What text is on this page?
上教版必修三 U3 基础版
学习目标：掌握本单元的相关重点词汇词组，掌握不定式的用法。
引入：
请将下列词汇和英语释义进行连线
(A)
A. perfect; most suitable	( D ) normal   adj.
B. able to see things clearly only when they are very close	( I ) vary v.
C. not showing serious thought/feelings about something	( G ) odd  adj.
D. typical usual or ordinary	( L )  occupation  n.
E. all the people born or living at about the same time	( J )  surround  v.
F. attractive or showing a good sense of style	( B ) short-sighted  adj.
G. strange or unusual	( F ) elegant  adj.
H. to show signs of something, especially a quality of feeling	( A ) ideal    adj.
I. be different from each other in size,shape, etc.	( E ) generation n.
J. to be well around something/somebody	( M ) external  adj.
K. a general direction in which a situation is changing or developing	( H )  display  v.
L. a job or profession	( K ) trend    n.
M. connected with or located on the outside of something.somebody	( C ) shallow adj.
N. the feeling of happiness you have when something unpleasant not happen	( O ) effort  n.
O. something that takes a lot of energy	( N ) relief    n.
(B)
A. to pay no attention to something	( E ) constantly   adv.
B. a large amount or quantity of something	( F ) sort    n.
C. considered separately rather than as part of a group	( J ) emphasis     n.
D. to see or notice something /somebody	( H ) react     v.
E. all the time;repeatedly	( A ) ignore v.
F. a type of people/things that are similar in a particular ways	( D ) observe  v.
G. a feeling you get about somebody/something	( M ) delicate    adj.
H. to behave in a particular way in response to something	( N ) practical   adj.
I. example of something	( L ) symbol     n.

-----

### What this task involves
Find the lines with the string "showing" and reproduce them.

### Answer for the task
C. not showing serious thought/feelings about something	( G ) odd  adj.
F. attractive or showing a good sense of style	( B ) short-sighted  adj.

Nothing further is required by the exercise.